* _CHALLENGE A_
Repeat everything in the Vertical Aerospace filings summary from "The company credits" down to "to common stock.", word for word.
··· PROVIDED TEXT
Vertical Aerospace Ltd.'s SEC filings document the company's reporting as a foreign private issuer developing the Valo electric vertical take-off and landing aircraft. Form 6-K reports include operating and financial reviews, unaudited interim financial statements, prototype flight-test and certification disclosures, and incorporation of certain materials into Form F-3 registration statements.
The filings also record capital-structure and financing matters, including ordinary share issuances, an at-the-market program, senior secured convertible notes, convertible preferred equity and an equity line of credit. Other disclosures cover long-term supplier agreements for Valo components, subsidiary arrangements, intellectual property litigation matters, forward-looking statements and governance or legal information tied to the company's aircraft development program.
Vertical Aerospace Ltd. ownership disclosure: Saba Capital and affiliated reporting persons report shared beneficial ownership of 15,806,503 shares, representing 12.02% of the class. The reported block includes 11,640,503 Ordinary Shares and 2,083,000 Ordinary Shares underlying each of the Tranche A and Tranche B public warrants. The filing bases percentages on 127,328,004 Ordinary Shares outstanding as of March 31, 2026, as reported in the issuer's 424B5.
Vertical Aerospace Ltd. announced a board leadership change. Chairman Dómhnal Slattery notified the board on May 10, 2026 of his intention to resign as Chairman and director and, by agreement with the board, his resignation became effective on May 12, 2026.
The company credits Mr. Slattery with overseeing key operational and financial milestones, including a recent two-way piloted transition flight and closing of a financing package totaling up to $850 million. The board expressed its thanks for his service and contribution.
Effective May 12, 2026, the board appointed existing director Ben Story as interim Chairman while it searches for a permanent Chair. Mr. Story brings experience from senior roles at Rolls-Royce Holdings, Citigroup, and public-sector and innovation-focused boards.
Vertical Aerospace Ltd. Chief Executive Officer Stuart Simpson received a grant of 41,819 Nil Cost Options over common stock. These options have a £0.00 exercise price and expire on January 21, 2036. Following the grant, he holds 2,634,462 derivative securities linked to common stock.
······
··· EXERCISE DATA
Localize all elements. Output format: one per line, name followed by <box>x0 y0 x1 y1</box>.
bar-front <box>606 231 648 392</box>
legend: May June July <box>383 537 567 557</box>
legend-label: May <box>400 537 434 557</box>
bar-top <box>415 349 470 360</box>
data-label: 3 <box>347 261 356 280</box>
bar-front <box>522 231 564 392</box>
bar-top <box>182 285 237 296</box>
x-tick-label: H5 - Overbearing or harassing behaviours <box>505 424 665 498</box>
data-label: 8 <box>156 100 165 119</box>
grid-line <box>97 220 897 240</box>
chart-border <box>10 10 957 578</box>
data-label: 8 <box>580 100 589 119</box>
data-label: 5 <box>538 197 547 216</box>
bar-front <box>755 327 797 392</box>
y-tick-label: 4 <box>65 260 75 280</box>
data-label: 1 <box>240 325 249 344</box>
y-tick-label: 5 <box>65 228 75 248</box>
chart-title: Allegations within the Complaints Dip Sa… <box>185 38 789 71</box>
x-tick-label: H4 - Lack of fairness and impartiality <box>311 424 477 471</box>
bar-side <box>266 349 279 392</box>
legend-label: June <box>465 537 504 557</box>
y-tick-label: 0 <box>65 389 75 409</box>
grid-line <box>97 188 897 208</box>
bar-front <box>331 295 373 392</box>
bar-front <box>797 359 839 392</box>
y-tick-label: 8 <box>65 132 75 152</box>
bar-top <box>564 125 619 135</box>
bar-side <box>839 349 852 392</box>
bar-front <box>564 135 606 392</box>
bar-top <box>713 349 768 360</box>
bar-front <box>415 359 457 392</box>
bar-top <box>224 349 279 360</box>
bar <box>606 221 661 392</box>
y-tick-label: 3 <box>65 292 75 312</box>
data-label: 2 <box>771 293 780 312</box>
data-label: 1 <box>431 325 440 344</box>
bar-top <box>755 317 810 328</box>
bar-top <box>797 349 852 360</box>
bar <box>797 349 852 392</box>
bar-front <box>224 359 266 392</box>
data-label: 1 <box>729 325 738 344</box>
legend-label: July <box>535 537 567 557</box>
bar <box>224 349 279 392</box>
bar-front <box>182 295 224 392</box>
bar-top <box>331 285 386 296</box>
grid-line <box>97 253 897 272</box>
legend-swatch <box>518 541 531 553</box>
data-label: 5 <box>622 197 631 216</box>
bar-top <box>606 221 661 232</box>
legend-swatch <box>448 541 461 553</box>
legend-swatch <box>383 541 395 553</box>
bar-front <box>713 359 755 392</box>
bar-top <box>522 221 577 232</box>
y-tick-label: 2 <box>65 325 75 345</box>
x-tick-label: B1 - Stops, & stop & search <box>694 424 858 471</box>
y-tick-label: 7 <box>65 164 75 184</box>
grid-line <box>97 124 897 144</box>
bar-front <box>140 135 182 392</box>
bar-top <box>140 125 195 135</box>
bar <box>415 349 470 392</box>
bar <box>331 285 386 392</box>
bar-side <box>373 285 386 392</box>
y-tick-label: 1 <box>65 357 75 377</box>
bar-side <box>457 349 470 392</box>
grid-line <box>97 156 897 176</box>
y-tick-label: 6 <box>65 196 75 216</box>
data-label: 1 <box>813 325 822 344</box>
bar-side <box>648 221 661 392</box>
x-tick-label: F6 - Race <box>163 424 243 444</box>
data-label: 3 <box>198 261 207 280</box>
······
* _CHALLENGE B_
Express everything from the start of the records down to the line containing "y-tick-label: 2 <box>65 325 75 345</box>", inclusive, as a JSON list of strings with one string per line, omitting blank lines and nothing past that line.

* _RESULT A_
The company credits Mr. Slattery with overseeing key operational and financial milestones, including a recent two-way piloted transition flight and closing of a financing package totaling up to $850 million. The board expressed its thanks for his service and contribution.
Effective May 12, 2026, the board appointed existing director Ben Story as interim Chairman while it searches for a permanent Chair. Mr. Story brings experience from senior roles at Rolls-Royce Holdings, Citigroup, and public-sector and innovation-focused boards.
Vertical Aerospace Ltd. Chief Executive Officer Stuart Simpson received a grant of 41,819 Nil Cost Options over common stock. These options have a £0.00 exercise price and expire on January 21, 2036. Following the grant, he holds 2,634,462 derivative securities linked to common stock.

* _RESULT B_
[
  "Localize all elements. Output format: one per line, name followed by <box>x0 y0 x1 y1</box>.",
  "bar-front <box>606 231 648 392</box>",
  "legend: May June July <box>383 537 567 557</box>",
  "legend-label: May <box>400 537 434 557</box>",
  "bar-top <box>415 349 470 360</box>",
  "data-label: 3 <box>347 261 356 280</box>",
  "bar-front <box>522 231 564 392</box>",
  "bar-top <box>182 285 237 296</box>",
  "x-tick-label: H5 - Overbearing or harassing behaviours <box>505 424 665 498</box>",
  "data-label: 8 <box>156 100 165 119</box>",
  "grid-line <box>97 220 897 240</box>",
  "chart-border <box>10 10 957 578</box>",
  "data-label: 8 <box>580 100 589 119</box>",
  "data-label: 5 <box>538 197 547 216</box>",
  "bar-front <box>755 327 797 392</box>",
  "y-tick-label: 4 <box>65 260 75 280</box>",
  "data-label: 1 <box>240 325 249 344</box>",
  "y-tick-label: 5 <box>65 228 75 248</box>",
  "chart-title: Allegations within the Complaints Dip Sa… <box>185 38 789 71</box>",
  "x-tick-label: H4 - Lack of fairness and impartiality <box>311 424 477 471</box>",
  "bar-side <box>266 349 279 392</box>",
  "legend-label: June <box>465 537 504 557</box>",
  "y-tick-label: 0 <box>65 389 75 409</box>",
  "grid-line <box>97 188 897 208</box>",
  "bar-front <box>331 295 373 392</box>",
  "bar-front <box>797 359 839 392</box>",
  "y-tick-label: 8 <box>65 132 75 152</box>",
  "bar-top <box>564 125 619 135</box>",
  "bar-side <box>839 349 852 392</box>",
  "bar-front <box>564 135 606 392</box>",
  "bar-top <box>713 349 768 360</box>",
  "bar-front <box>415 359 457 392</box>",
  "bar-top <box>224 349 279 360</box>",
  "bar <box>606 221 661 392</box>",
  "y-tick-label: 3 <box>65 292 75 312</box>",
  "data-label: 2 <box>771 293 780 312</box>",
  "data-label: 1 <box>431 325 440 344</box>",
  "bar-top <box>755 317 810 328</box>",
  "bar-top <box>797 349 852 360</box>",
  "bar <box>797 349 852 392</box>",
  "bar-front <box>224 359 266 392</box>",
  "data-label: 1 <box>729 325 738 344</box>",
  "legend-label: July <box>535 537 567 557</box>",
  "bar <box>224 349 279 392</box>",
  "bar-front <box>182 295 224 392</box>",
  "bar-top <box>331 285 386 296</box>",
  "grid-line <box>97 253 897 272</box>",
  "legend-swatch <box>518 541 531 553</box>",
  "data-label: 5 <box>622 197 631 216</box>",
  "bar-top <box>606 221 661 232</box>",
  "legend-swatch <box>448 541 461 553</box>",
  "legend-swatch <box>383 541 395 553</box>",
  "bar-front <box>713 359 755 392</box>",
  "bar-top <box>522 221 577 232</box>",
  "y-tick-label: 2 <box>65 325 75 345</box>"
]